#### Short task:
Copy the data below exactly, omitting any picture it contains.

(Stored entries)

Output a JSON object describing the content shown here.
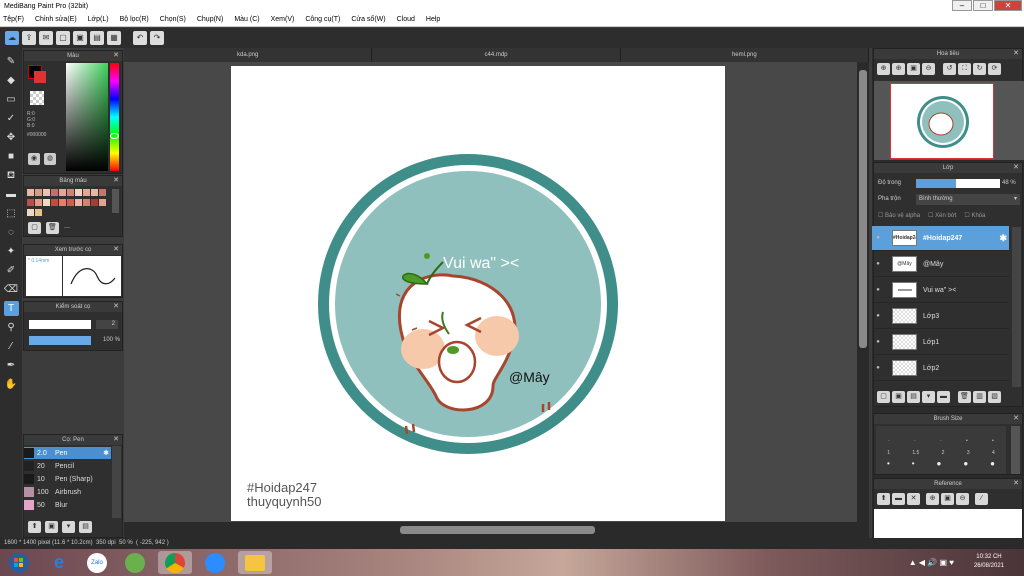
{
  "window": {
    "title": "MediBang Paint Pro (32bit)",
    "buttons": [
      "–",
      "□",
      "✕"
    ]
  },
  "menu": [
    "Tệp(F)",
    "Chỉnh sửa(E)",
    "Lớp(L)",
    "Bộ lọc(R)",
    "Chọn(S)",
    "Chụp(N)",
    "Màu (C)",
    "Xem(V)",
    "Công cụ(T)",
    "Cửa sổ(W)",
    "Cloud",
    "Help"
  ],
  "tabs": [
    "kda.png",
    "c44.mdp",
    "heml.png"
  ],
  "color_panel": {
    "title": "Màu",
    "r": "R:0",
    "g": "G:0",
    "b": "B:0",
    "hex": "#000000"
  },
  "palette_panel": {
    "title": "Bảng màu",
    "dash": "---"
  },
  "preview_panel": {
    "title": "Xem trước cọ",
    "size": "* 0.14mm"
  },
  "brush_control": {
    "title": "Kiểm soát cọ",
    "size": "2",
    "opacity": "100 %"
  },
  "brush_panel": {
    "title": "Cọ: Pen",
    "brushes": [
      {
        "size": "2.0",
        "name": "Pen",
        "color": "#1a1a1a"
      },
      {
        "size": "20",
        "name": "Pencil",
        "color": "#222222"
      },
      {
        "size": "10",
        "name": "Pen (Sharp)",
        "color": "#1a1a1a"
      },
      {
        "size": "100",
        "name": "Airbrush",
        "color": "#b98fa6"
      },
      {
        "size": "50",
        "name": "Blur",
        "color": "#e4a6c8"
      }
    ]
  },
  "navigator": {
    "title": "Hoa tiêu"
  },
  "layer_panel": {
    "title": "Lớp",
    "opacity_label": "Độ trong",
    "opacity_value": "48 %",
    "opacity_fraction": 0.48,
    "blend_label": "Pha trộn",
    "blend_value": "Bình thường",
    "protect_alpha": "Bảo vệ alpha",
    "clipping": "Xén bớt",
    "lock": "Khóa",
    "layers": [
      {
        "name": "#Hoidap247",
        "thumb": "#Hoidap247",
        "selected": true
      },
      {
        "name": "@Mây",
        "thumb": "@Mây",
        "selected": false
      },
      {
        "name": "Vui wa\"  ><",
        "thumb": "",
        "selected": false
      },
      {
        "name": "Lớp3",
        "thumb": "",
        "selected": false
      },
      {
        "name": "Lớp1",
        "thumb": "",
        "selected": false
      },
      {
        "name": "Lớp2",
        "thumb": "",
        "selected": false
      }
    ]
  },
  "brush_size_panel": {
    "title": "Brush Size",
    "row1": [
      "1",
      "1.5",
      "2",
      "3",
      "4"
    ]
  },
  "reference_panel": {
    "title": "Reference"
  },
  "artwork": {
    "text_top": "Vui wa\"  ><",
    "text_name": "@Mây",
    "watermark1": "#Hoidap247",
    "watermark2": "thuyquynh50"
  },
  "status": {
    "size": "1600 * 1400 pixel",
    "cm": "(11.6 * 10.2cm)",
    "dpi": "350 dpi",
    "zoom": "50 %",
    "coords": "( -225, 942 )"
  },
  "taskbar": {
    "time": "10:32 CH",
    "date": "26/08/2021"
  },
  "colors": {
    "accent": "#5b9fdb",
    "badge_teal": "#3f8e8a",
    "badge_inner": "#8fc0bd"
  }
}
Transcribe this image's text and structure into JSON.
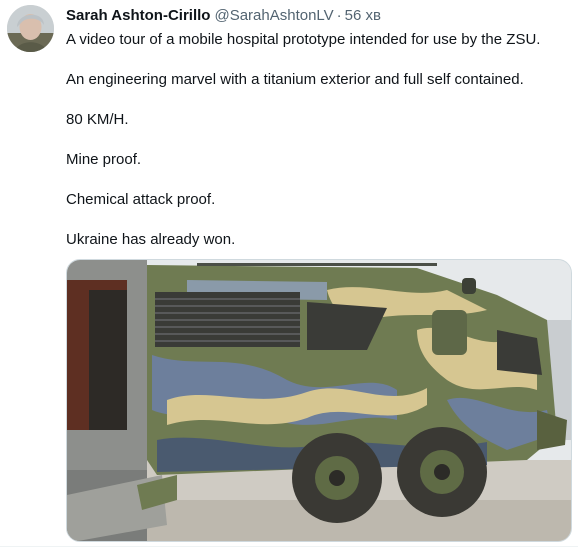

#### Right answer:
Output a JSON object describing the content shown here.
{
  "window": {
    "title": "MediBang Paint Pro (32bit)",
    "buttons": [
      "–",
      "□",
      "✕"
    ]
  },
  "menu": [
    "Tệp(F)",
    "Chỉnh sửa(E)",
    "Lớp(L)",
    "Bộ lọc(R)",
    "Chọn(S)",
    "Chụp(N)",
    "Màu (C)",
    "Xem(V)",
    "Công cụ(T)",
    "Cửa sổ(W)",
    "Cloud",
    "Help"
  ],
  "tabs": [
    "kda.png",
    "c44.mdp",
    "heml.png"
  ],
  "color_panel": {
    "title": "Màu",
    "r": "R:0",
    "g": "G:0",
    "b": "B:0",
    "hex": "#000000"
  },
  "palette_panel": {
    "title": "Bảng màu",
    "dash": "---"
  },
  "preview_panel": {
    "title": "Xem trước cọ",
    "size": "* 0.14mm"
  },
  "brush_control": {
    "title": "Kiểm soát cọ",
    "size": "2",
    "opacity": "100 %"
  },
  "brush_panel": {
    "title": "Cọ: Pen",
    "brushes": [
      {
        "size": "2.0",
        "name": "Pen",
        "color": "#1a1a1a"
      },
      {
        "size": "20",
        "name": "Pencil",
        "color": "#222222"
      },
      {
        "size": "10",
        "name": "Pen (Sharp)",
        "color": "#1a1a1a"
      },
      {
        "size": "100",
        "name": "Airbrush",
        "color": "#b98fa6"
      },
      {
        "size": "50",
        "name": "Blur",
        "color": "#e4a6c8"
      }
    ]
  },
  "navigator": {
    "title": "Hoa tiêu"
  },
  "layer_panel": {
    "title": "Lớp",
    "opacity_label": "Độ trong",
    "opacity_value": "48 %",
    "opacity_fraction": 0.48,
    "blend_label": "Pha trộn",
    "blend_value": "Bình thường",
    "protect_alpha": "Bảo vệ alpha",
    "clipping": "Xén bớt",
    "lock": "Khóa",
    "layers": [
      {
        "name": "#Hoidap247",
        "thumb": "#Hoidap247",
        "selected": true
      },
      {
        "name": "@Mây",
        "thumb": "@Mây",
        "selected": false
      },
      {
        "name": "Vui wa\"  ><",
        "thumb": "",
        "selected": false
      },
      {
        "name": "Lớp3",
        "thumb": "",
        "selected": false
      },
      {
        "name": "Lớp1",
        "thumb": "",
        "selected": false
      },
      {
        "name": "Lớp2",
        "thumb": "",
        "selected": false
      }
    ]
  },
  "brush_size_panel": {
    "title": "Brush Size",
    "row1": [
      "1",
      "1.5",
      "2",
      "3",
      "4"
    ]
  },
  "reference_panel": {
    "title": "Reference"
  },
  "artwork": {
    "text_top": "Vui wa\"  ><",
    "text_name": "@Mây",
    "watermark1": "#Hoidap247",
    "watermark2": "thuyquynh50"
  },
  "status": {
    "size": "1600 * 1400 pixel",
    "cm": "(11.6 * 10.2cm)",
    "dpi": "350 dpi",
    "zoom": "50 %",
    "coords": "( -225, 942 )"
  },
  "taskbar": {
    "time": "10:32 CH",
    "date": "26/08/2021"
  },
  "colors": {
    "accent": "#5b9fdb",
    "badge_teal": "#3f8e8a",
    "badge_inner": "#8fc0bd"
  }
}
Transcribe this image's text and structure into JSON.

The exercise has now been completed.